Isolate every line in the data with the string "this" and copy it.

"""

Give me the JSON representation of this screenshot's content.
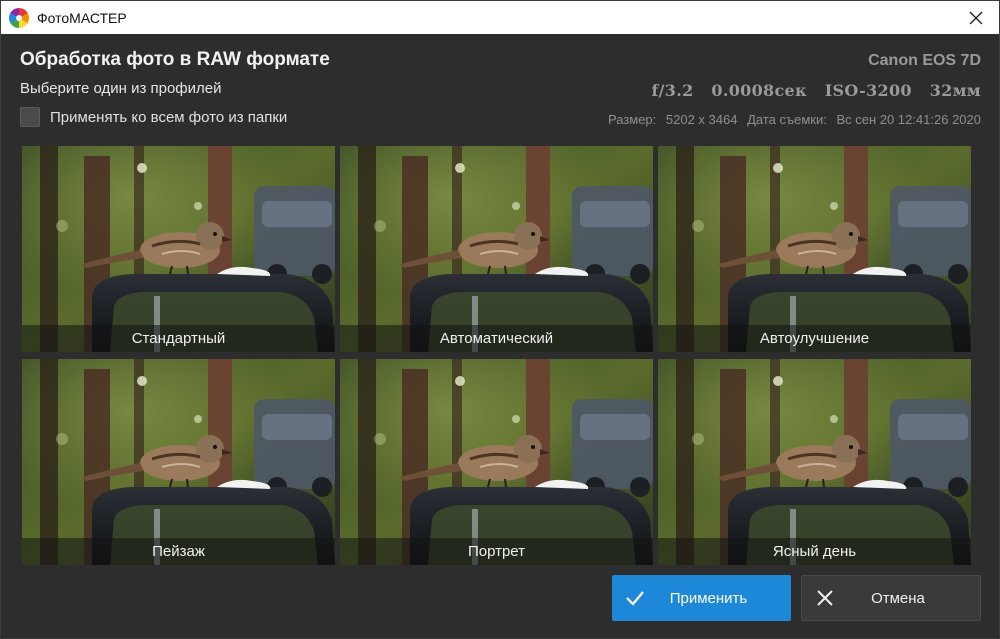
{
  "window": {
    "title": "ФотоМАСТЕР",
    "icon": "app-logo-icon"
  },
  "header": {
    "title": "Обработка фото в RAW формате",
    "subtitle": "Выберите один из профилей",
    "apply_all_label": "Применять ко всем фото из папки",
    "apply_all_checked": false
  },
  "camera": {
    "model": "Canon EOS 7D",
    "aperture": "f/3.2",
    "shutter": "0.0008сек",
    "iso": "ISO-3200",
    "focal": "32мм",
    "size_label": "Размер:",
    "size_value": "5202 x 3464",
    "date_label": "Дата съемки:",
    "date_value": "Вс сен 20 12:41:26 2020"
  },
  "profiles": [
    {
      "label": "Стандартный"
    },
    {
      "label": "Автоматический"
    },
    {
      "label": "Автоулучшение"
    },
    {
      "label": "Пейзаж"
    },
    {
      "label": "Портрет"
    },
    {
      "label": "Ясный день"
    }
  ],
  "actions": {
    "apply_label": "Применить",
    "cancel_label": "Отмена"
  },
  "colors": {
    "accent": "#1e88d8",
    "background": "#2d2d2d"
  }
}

"""
"""

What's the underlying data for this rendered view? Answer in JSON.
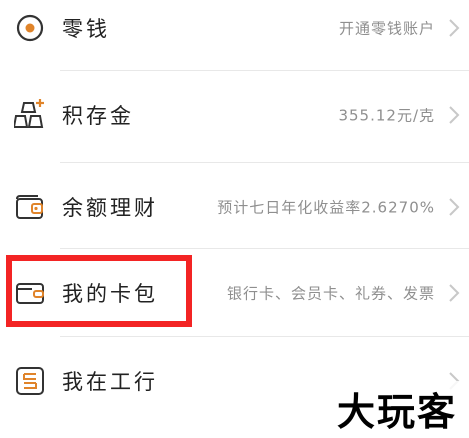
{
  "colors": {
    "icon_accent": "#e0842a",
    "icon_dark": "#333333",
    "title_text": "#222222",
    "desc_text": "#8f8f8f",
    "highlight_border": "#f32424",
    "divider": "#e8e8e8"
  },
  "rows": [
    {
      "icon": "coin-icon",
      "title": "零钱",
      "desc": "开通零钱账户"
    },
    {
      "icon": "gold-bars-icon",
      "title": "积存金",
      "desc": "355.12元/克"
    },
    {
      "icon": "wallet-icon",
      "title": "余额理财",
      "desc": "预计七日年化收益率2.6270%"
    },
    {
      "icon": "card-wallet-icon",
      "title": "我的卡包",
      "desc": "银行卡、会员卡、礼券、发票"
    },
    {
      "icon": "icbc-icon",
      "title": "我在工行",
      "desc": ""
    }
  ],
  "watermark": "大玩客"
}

"""

**Task result:**
Give me the JSON representation of this screenshot's content.
What's the underlying data for this rendered view? Answer in JSON.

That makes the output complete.